§ TASK TO CARRY OUT
"automation" appears in how many lines of the entries? State only the number.

-- START --

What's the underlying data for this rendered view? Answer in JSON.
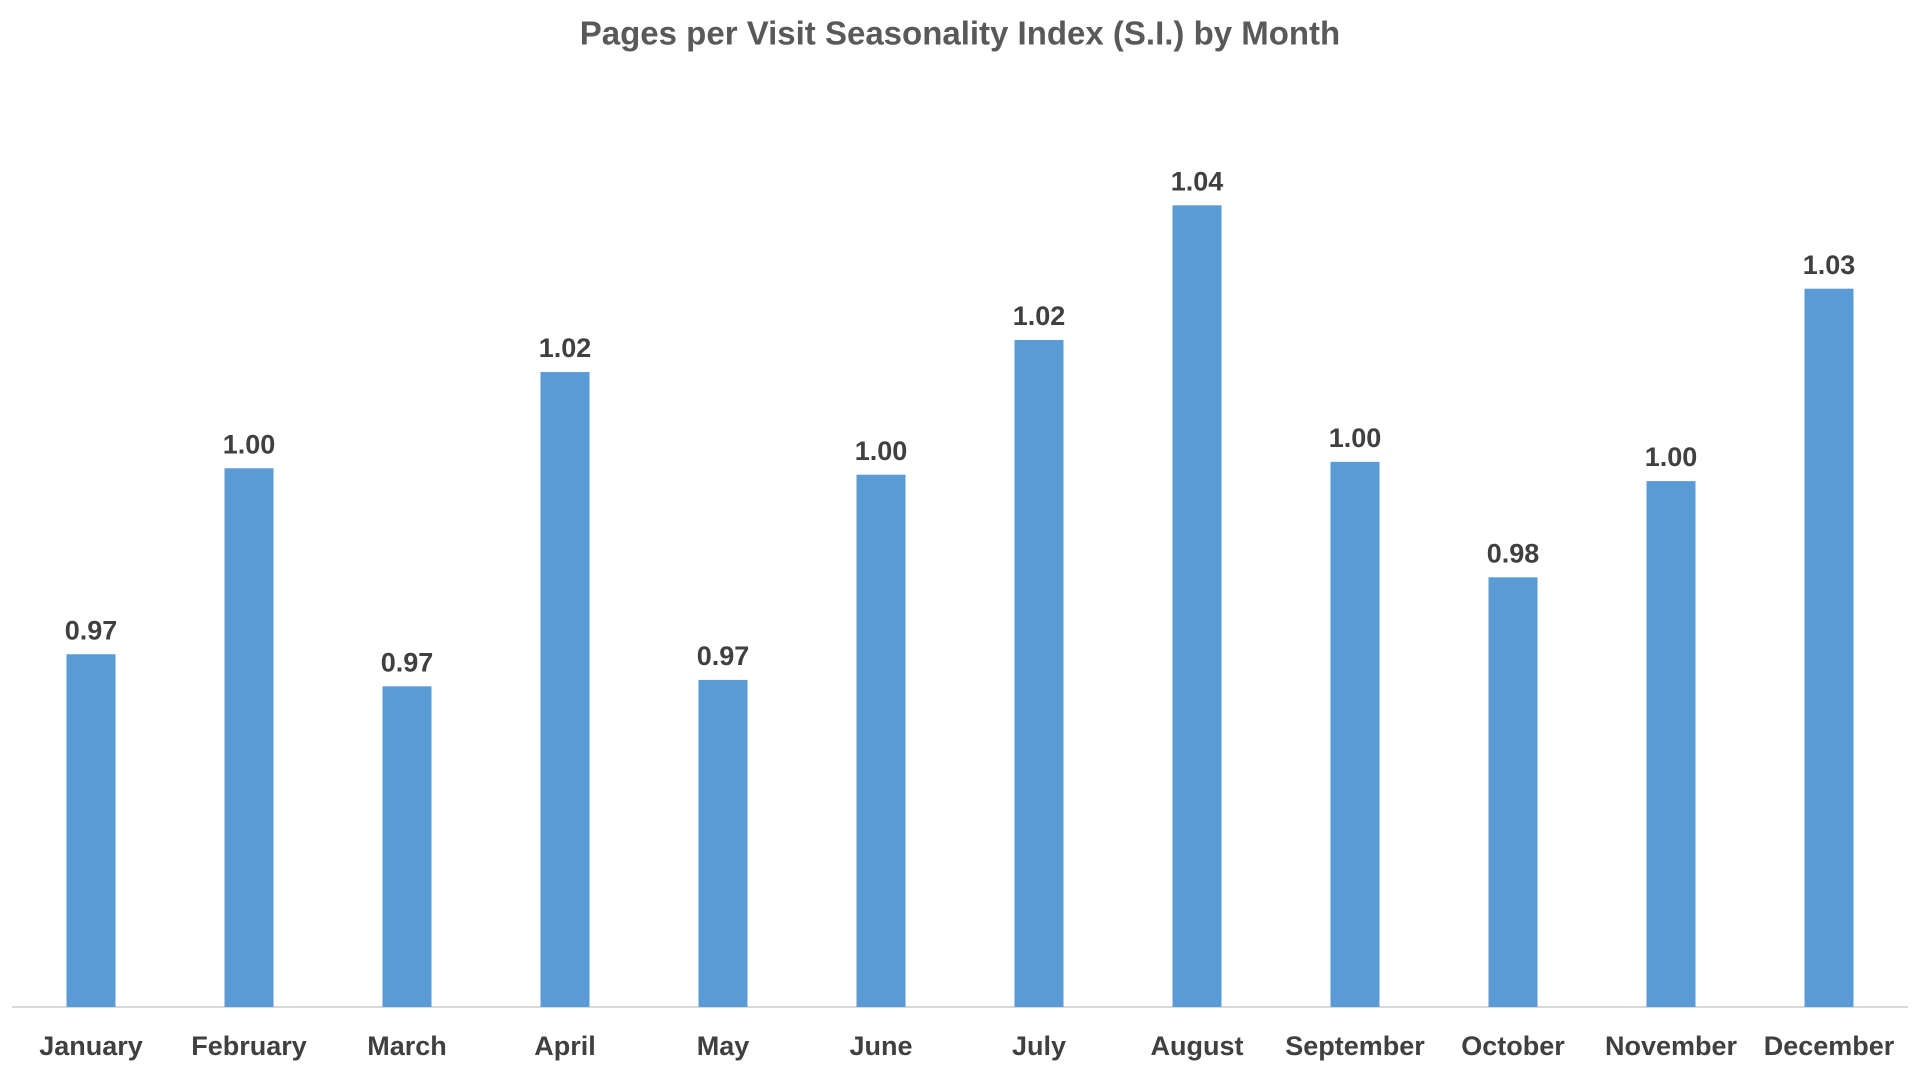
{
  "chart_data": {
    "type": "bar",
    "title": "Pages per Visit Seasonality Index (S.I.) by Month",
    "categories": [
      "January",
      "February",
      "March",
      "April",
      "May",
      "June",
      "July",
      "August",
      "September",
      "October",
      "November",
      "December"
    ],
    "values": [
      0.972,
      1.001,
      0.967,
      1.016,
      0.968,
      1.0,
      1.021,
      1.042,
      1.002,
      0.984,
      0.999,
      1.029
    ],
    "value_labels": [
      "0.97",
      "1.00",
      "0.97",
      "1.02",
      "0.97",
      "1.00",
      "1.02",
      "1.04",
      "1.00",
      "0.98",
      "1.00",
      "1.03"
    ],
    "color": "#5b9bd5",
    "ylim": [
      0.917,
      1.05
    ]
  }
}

-- END --
-- START --

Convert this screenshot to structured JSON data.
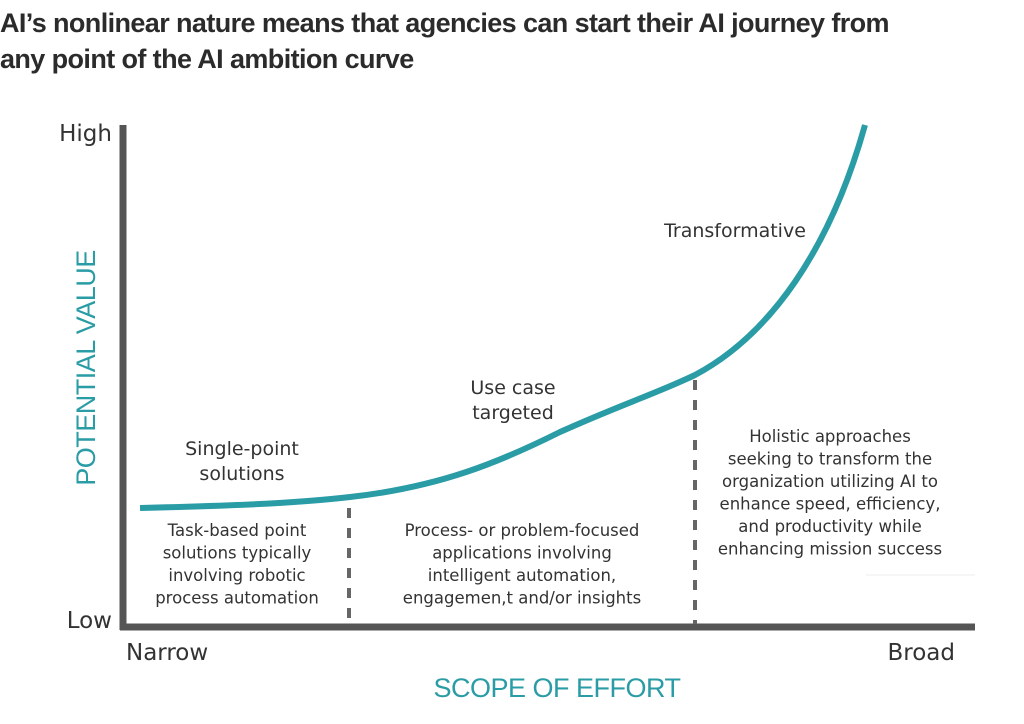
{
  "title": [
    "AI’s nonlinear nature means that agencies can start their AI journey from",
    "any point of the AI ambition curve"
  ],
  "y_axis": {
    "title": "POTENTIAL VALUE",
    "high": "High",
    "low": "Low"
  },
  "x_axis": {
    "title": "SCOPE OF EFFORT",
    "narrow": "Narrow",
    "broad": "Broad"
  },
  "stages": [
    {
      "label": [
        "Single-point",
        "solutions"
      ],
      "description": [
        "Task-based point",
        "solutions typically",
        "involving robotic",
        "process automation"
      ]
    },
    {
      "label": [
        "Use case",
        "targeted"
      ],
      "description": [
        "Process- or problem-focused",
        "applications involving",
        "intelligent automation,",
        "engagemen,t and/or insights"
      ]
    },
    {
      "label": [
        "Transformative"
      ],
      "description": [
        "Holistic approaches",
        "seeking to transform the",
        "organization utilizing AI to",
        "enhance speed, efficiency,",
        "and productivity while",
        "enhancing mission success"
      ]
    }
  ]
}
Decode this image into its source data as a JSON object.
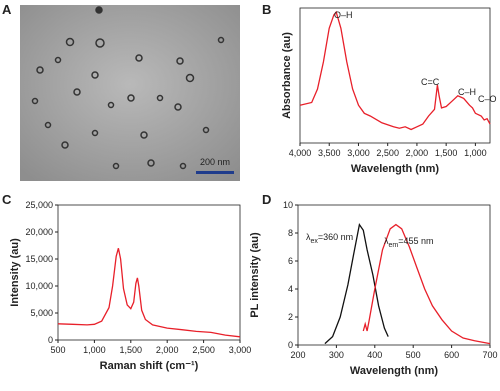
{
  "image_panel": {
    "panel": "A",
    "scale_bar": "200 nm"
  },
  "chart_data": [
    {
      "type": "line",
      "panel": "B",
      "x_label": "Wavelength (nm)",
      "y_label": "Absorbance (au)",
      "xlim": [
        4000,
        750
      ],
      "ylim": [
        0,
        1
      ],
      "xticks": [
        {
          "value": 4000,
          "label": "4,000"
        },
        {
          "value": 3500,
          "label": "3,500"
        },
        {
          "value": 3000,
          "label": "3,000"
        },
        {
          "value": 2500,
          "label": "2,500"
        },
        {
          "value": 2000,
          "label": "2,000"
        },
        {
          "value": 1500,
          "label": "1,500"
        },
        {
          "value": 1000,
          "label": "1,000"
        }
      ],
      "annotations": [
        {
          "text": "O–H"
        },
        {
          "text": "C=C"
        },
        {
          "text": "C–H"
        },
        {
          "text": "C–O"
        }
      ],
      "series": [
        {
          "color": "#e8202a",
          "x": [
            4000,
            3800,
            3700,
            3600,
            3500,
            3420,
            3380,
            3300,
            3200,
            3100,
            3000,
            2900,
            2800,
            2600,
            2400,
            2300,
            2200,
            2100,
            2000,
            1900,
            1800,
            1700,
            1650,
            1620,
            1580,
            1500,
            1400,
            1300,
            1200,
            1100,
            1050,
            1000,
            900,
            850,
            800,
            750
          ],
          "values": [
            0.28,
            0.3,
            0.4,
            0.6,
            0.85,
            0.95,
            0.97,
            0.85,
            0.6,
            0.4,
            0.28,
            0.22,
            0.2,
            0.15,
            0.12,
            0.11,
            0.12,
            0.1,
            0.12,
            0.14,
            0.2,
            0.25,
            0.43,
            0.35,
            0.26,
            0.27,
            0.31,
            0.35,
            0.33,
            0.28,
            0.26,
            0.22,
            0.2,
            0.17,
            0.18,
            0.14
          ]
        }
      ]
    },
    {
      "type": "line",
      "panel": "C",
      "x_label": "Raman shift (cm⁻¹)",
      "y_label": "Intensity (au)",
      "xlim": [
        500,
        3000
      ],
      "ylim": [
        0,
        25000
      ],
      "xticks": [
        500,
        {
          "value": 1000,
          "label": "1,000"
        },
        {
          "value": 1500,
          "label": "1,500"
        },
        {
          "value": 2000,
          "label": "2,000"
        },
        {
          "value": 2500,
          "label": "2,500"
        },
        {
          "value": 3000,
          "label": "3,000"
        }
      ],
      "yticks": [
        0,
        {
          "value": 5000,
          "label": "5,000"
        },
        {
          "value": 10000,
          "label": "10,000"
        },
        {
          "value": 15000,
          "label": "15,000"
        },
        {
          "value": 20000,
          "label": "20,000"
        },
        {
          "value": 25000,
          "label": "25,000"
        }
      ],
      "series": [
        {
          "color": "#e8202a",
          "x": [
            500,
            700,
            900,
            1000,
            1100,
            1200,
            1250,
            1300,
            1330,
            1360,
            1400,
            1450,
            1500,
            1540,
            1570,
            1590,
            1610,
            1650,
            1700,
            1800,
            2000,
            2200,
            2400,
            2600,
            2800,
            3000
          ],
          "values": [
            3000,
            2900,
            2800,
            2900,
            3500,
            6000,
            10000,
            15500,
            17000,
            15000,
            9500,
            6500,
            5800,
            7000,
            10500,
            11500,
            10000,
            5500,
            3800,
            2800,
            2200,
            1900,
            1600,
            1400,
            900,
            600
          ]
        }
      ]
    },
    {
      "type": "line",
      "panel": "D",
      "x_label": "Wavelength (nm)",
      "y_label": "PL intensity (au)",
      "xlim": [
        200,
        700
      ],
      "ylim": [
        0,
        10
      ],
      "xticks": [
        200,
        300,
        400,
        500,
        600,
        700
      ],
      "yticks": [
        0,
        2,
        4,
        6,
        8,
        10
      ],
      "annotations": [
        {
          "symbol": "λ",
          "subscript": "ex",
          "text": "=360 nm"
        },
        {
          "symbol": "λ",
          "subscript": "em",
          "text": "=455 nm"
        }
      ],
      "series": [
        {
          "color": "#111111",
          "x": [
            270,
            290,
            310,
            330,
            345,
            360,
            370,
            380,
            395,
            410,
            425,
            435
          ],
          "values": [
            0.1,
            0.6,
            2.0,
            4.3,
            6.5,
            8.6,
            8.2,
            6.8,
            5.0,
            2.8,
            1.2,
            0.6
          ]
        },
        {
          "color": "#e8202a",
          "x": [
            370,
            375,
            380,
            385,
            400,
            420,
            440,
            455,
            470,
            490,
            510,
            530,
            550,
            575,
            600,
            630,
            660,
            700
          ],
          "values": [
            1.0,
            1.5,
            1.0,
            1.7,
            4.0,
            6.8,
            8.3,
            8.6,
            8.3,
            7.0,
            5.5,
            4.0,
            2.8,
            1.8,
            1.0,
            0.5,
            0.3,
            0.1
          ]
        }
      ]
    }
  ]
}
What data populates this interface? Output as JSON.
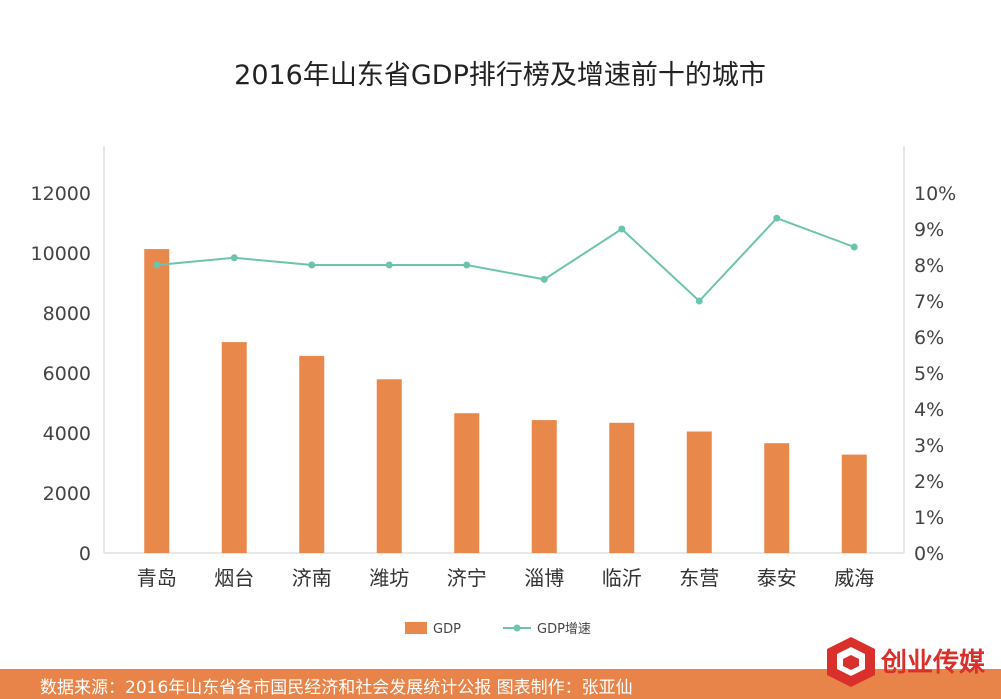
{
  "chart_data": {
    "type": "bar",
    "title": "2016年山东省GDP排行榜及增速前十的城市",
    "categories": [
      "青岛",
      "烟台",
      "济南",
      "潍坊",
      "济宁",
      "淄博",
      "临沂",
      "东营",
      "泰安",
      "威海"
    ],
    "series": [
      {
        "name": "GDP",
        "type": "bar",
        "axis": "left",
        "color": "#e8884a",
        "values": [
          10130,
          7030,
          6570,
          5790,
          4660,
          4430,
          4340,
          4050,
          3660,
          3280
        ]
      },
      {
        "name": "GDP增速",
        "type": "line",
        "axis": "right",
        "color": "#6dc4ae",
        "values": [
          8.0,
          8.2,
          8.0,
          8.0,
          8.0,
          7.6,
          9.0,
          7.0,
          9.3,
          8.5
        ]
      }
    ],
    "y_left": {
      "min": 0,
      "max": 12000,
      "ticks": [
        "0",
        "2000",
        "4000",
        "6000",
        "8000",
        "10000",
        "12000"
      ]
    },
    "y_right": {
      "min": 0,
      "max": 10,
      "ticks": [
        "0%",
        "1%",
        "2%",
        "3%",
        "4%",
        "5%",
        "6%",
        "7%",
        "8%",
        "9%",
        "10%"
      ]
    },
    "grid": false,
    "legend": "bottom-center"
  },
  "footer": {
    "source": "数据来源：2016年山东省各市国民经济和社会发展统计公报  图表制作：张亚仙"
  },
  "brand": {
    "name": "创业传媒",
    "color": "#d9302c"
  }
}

-- END --

§ EXERCISE RESPONSE
2